> [What you have to do]
Without the pictures, return each record as it appears.

> [Material provided]

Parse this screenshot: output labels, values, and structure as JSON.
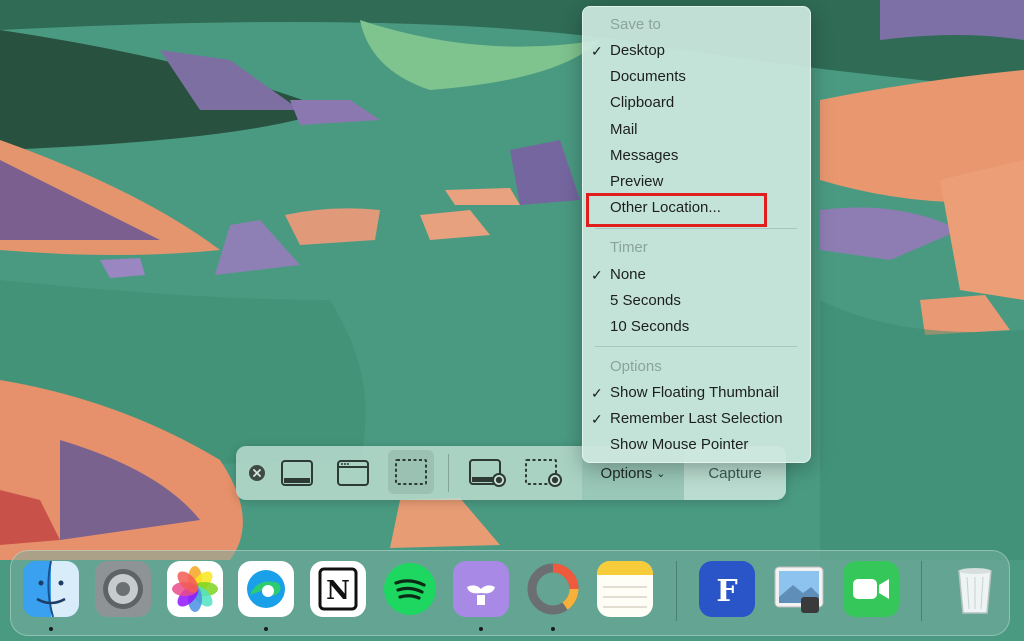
{
  "menu": {
    "save_to_header": "Save to",
    "save_to": [
      {
        "label": "Desktop",
        "checked": true
      },
      {
        "label": "Documents",
        "checked": false
      },
      {
        "label": "Clipboard",
        "checked": false
      },
      {
        "label": "Mail",
        "checked": false
      },
      {
        "label": "Messages",
        "checked": false
      },
      {
        "label": "Preview",
        "checked": false
      },
      {
        "label": "Other Location...",
        "checked": false
      }
    ],
    "timer_header": "Timer",
    "timer": [
      {
        "label": "None",
        "checked": true
      },
      {
        "label": "5 Seconds",
        "checked": false
      },
      {
        "label": "10 Seconds",
        "checked": false
      }
    ],
    "options_header": "Options",
    "options": [
      {
        "label": "Show Floating Thumbnail",
        "checked": true
      },
      {
        "label": "Remember Last Selection",
        "checked": true
      },
      {
        "label": "Show Mouse Pointer",
        "checked": false
      }
    ],
    "check_glyph": "✓",
    "highlight_color": "#e01e1e"
  },
  "toolbar": {
    "options_label": "Options",
    "options_chevron": "⌄",
    "capture_label": "Capture",
    "close_glyph": "✕"
  },
  "dock": {
    "items": [
      {
        "name": "finder-icon",
        "running": true
      },
      {
        "name": "system-settings-icon",
        "running": false
      },
      {
        "name": "photos-icon",
        "running": false
      },
      {
        "name": "edge-icon",
        "running": true
      },
      {
        "name": "notion-icon",
        "running": false,
        "glyph": "N"
      },
      {
        "name": "spotify-icon",
        "running": false
      },
      {
        "name": "bartender-icon",
        "running": true
      },
      {
        "name": "istat-icon",
        "running": true
      },
      {
        "name": "notes-icon",
        "running": false
      },
      {
        "name": "fenix-icon",
        "running": false,
        "glyph": "F"
      },
      {
        "name": "preview-icon",
        "running": false
      },
      {
        "name": "facetime-icon",
        "running": false
      },
      {
        "name": "trash-icon",
        "running": false
      }
    ]
  }
}
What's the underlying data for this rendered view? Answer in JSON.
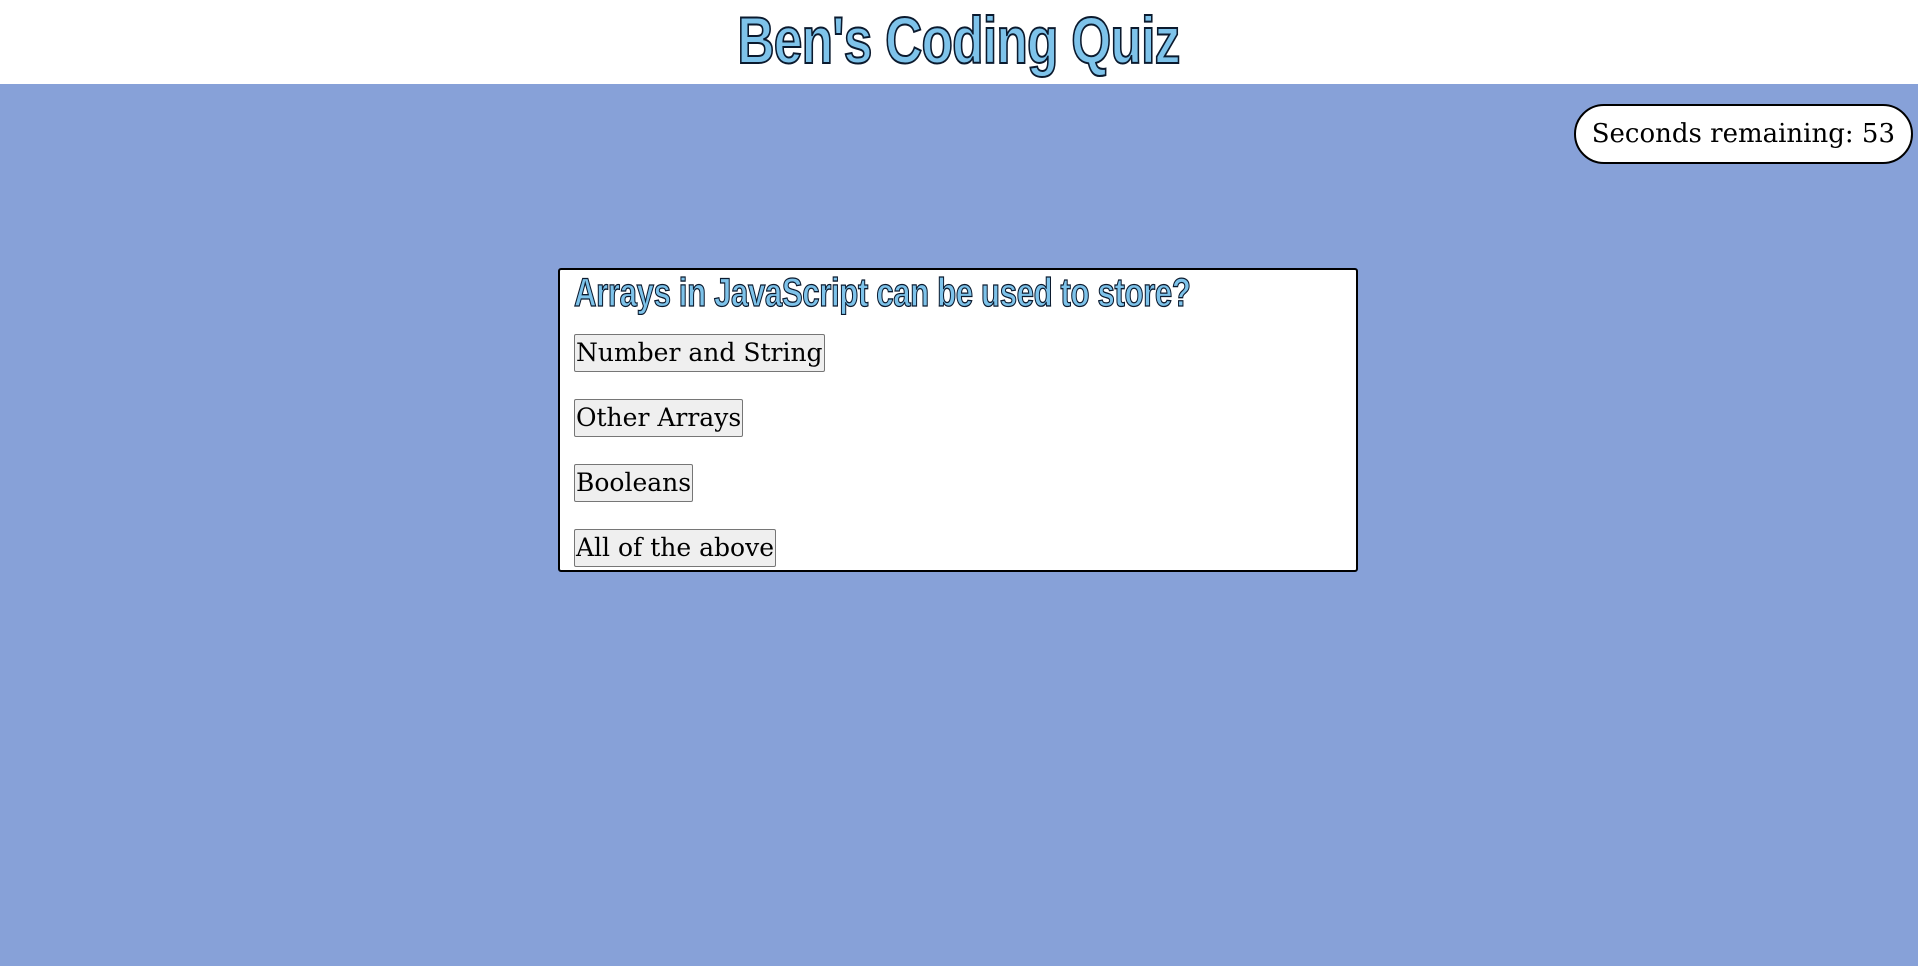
{
  "header": {
    "title": "Ben's Coding Quiz"
  },
  "timer": {
    "label": "Seconds remaining:",
    "seconds": "53"
  },
  "quiz": {
    "question": "Arrays in JavaScript can be used to store?",
    "answers": [
      "Number and String",
      "Other Arrays",
      "Booleans",
      "All of the above"
    ]
  },
  "colors": {
    "page_background": "#87a1d8",
    "title_fill": "#7ec3ea",
    "title_outline": "#0b1a2e",
    "card_background": "#ffffff",
    "button_background": "#efefef"
  }
}
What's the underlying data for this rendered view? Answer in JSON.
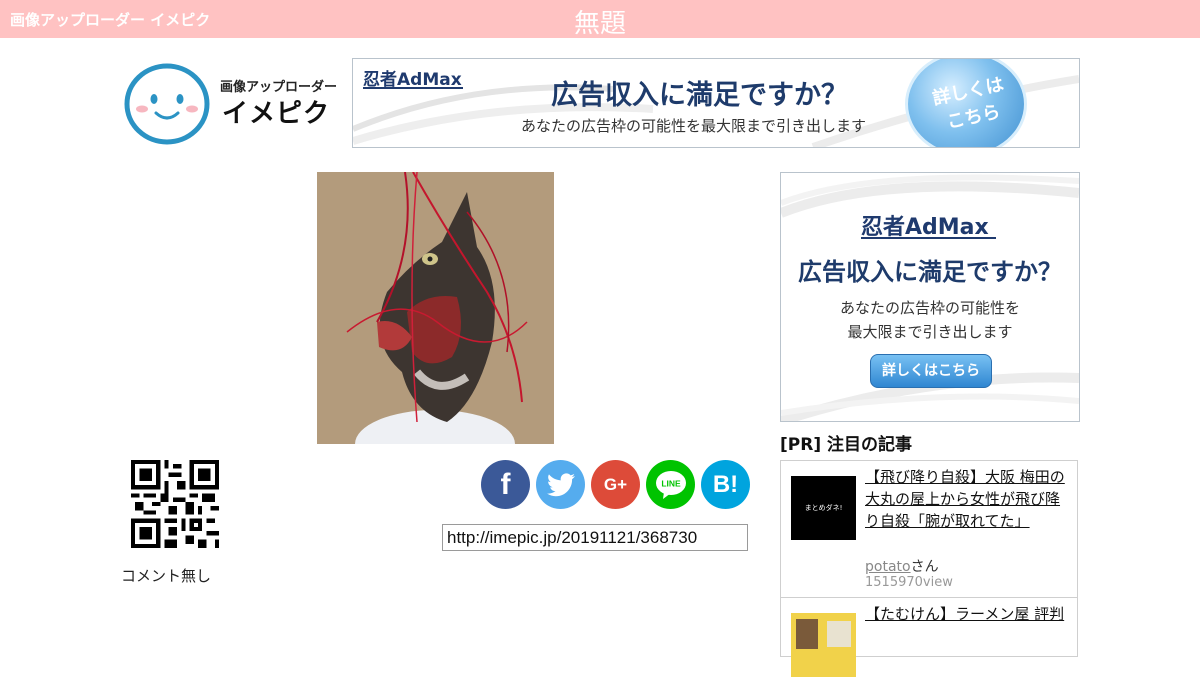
{
  "header": {
    "site_name": "画像アップローダー イメピク",
    "page_title": "無題"
  },
  "logo": {
    "small_text": "画像アップローダー",
    "big_text": "イメピク"
  },
  "top_ad": {
    "brand": "忍者AdMax",
    "headline": "広告収入に満足ですか？",
    "subtext": "あなたの広告枠の可能性を最大限まで引き出します",
    "circle_line1": "詳しくは",
    "circle_line2": "こちら"
  },
  "share": {
    "buttons": [
      {
        "name": "facebook",
        "label": "f",
        "color": "#3b5998"
      },
      {
        "name": "twitter",
        "label": "",
        "color": "#55acee"
      },
      {
        "name": "google-plus",
        "label": "G+",
        "color": "#dd4b39"
      },
      {
        "name": "line",
        "label": "LINE",
        "color": "#00c300"
      },
      {
        "name": "hatena-bookmark",
        "label": "B!",
        "color": "#00a4de"
      }
    ],
    "url": "http://imepic.jp/20191121/368730"
  },
  "comment": {
    "text": "コメント無し"
  },
  "side_ad": {
    "brand": "忍者AdMax",
    "headline": "広告収入に満足ですか？",
    "sub_line1": "あなたの広告枠の可能性を",
    "sub_line2": "最大限まで引き出します",
    "button": "詳しくはこちら"
  },
  "pr": {
    "heading": "[PR] 注目の記事",
    "articles": [
      {
        "thumb_text": "まとめダネ!",
        "title": "【飛び降り自殺】大阪 梅田の大丸の屋上から女性が飛び降り自殺「腕が取れてた」",
        "author": "potato",
        "author_suffix": "さん",
        "views": "1515970view"
      },
      {
        "title": "【たむけん】ラーメン屋 評判"
      }
    ]
  },
  "colors": {
    "topbar": "#ffc2c2",
    "logo_blue": "#2b93c4",
    "ad_navy": "#1e3b6b"
  }
}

> [Written response]
Parse this screenshot: output labels, values, and structure as JSON.
{
  "menu": {
    "save_to_header": "Save to",
    "save_to": [
      {
        "label": "Desktop",
        "checked": true
      },
      {
        "label": "Documents",
        "checked": false
      },
      {
        "label": "Clipboard",
        "checked": false
      },
      {
        "label": "Mail",
        "checked": false
      },
      {
        "label": "Messages",
        "checked": false
      },
      {
        "label": "Preview",
        "checked": false
      },
      {
        "label": "Other Location...",
        "checked": false
      }
    ],
    "timer_header": "Timer",
    "timer": [
      {
        "label": "None",
        "checked": true
      },
      {
        "label": "5 Seconds",
        "checked": false
      },
      {
        "label": "10 Seconds",
        "checked": false
      }
    ],
    "options_header": "Options",
    "options": [
      {
        "label": "Show Floating Thumbnail",
        "checked": true
      },
      {
        "label": "Remember Last Selection",
        "checked": true
      },
      {
        "label": "Show Mouse Pointer",
        "checked": false
      }
    ],
    "check_glyph": "✓",
    "highlight_color": "#e01e1e"
  },
  "toolbar": {
    "options_label": "Options",
    "options_chevron": "⌄",
    "capture_label": "Capture",
    "close_glyph": "✕"
  },
  "dock": {
    "items": [
      {
        "name": "finder-icon",
        "running": true
      },
      {
        "name": "system-settings-icon",
        "running": false
      },
      {
        "name": "photos-icon",
        "running": false
      },
      {
        "name": "edge-icon",
        "running": true
      },
      {
        "name": "notion-icon",
        "running": false,
        "glyph": "N"
      },
      {
        "name": "spotify-icon",
        "running": false
      },
      {
        "name": "bartender-icon",
        "running": true
      },
      {
        "name": "istat-icon",
        "running": true
      },
      {
        "name": "notes-icon",
        "running": false
      },
      {
        "name": "fenix-icon",
        "running": false,
        "glyph": "F"
      },
      {
        "name": "preview-icon",
        "running": false
      },
      {
        "name": "facetime-icon",
        "running": false
      },
      {
        "name": "trash-icon",
        "running": false
      }
    ]
  }
}
What's the underlying data for this rendered view? Answer in JSON.
{
  "header": {
    "title": "Ben's Coding Quiz"
  },
  "timer": {
    "label": "Seconds remaining:",
    "seconds": "53"
  },
  "quiz": {
    "question": "Arrays in JavaScript can be used to store?",
    "answers": [
      "Number and String",
      "Other Arrays",
      "Booleans",
      "All of the above"
    ]
  },
  "colors": {
    "page_background": "#87a1d8",
    "title_fill": "#7ec3ea",
    "title_outline": "#0b1a2e",
    "card_background": "#ffffff",
    "button_background": "#efefef"
  }
}
What's the underlying data for this rendered view? Answer in JSON.
{
  "header": {
    "site_name": "画像アップローダー イメピク",
    "page_title": "無題"
  },
  "logo": {
    "small_text": "画像アップローダー",
    "big_text": "イメピク"
  },
  "top_ad": {
    "brand": "忍者AdMax",
    "headline": "広告収入に満足ですか？",
    "subtext": "あなたの広告枠の可能性を最大限まで引き出します",
    "circle_line1": "詳しくは",
    "circle_line2": "こちら"
  },
  "share": {
    "buttons": [
      {
        "name": "facebook",
        "label": "f",
        "color": "#3b5998"
      },
      {
        "name": "twitter",
        "label": "",
        "color": "#55acee"
      },
      {
        "name": "google-plus",
        "label": "G+",
        "color": "#dd4b39"
      },
      {
        "name": "line",
        "label": "LINE",
        "color": "#00c300"
      },
      {
        "name": "hatena-bookmark",
        "label": "B!",
        "color": "#00a4de"
      }
    ],
    "url": "http://imepic.jp/20191121/368730"
  },
  "comment": {
    "text": "コメント無し"
  },
  "side_ad": {
    "brand": "忍者AdMax",
    "headline": "広告収入に満足ですか？",
    "sub_line1": "あなたの広告枠の可能性を",
    "sub_line2": "最大限まで引き出します",
    "button": "詳しくはこちら"
  },
  "pr": {
    "heading": "[PR] 注目の記事",
    "articles": [
      {
        "thumb_text": "まとめダネ!",
        "title": "【飛び降り自殺】大阪 梅田の大丸の屋上から女性が飛び降り自殺「腕が取れてた」",
        "author": "potato",
        "author_suffix": "さん",
        "views": "1515970view"
      },
      {
        "title": "【たむけん】ラーメン屋 評判"
      }
    ]
  },
  "colors": {
    "topbar": "#ffc2c2",
    "logo_blue": "#2b93c4",
    "ad_navy": "#1e3b6b"
  }
}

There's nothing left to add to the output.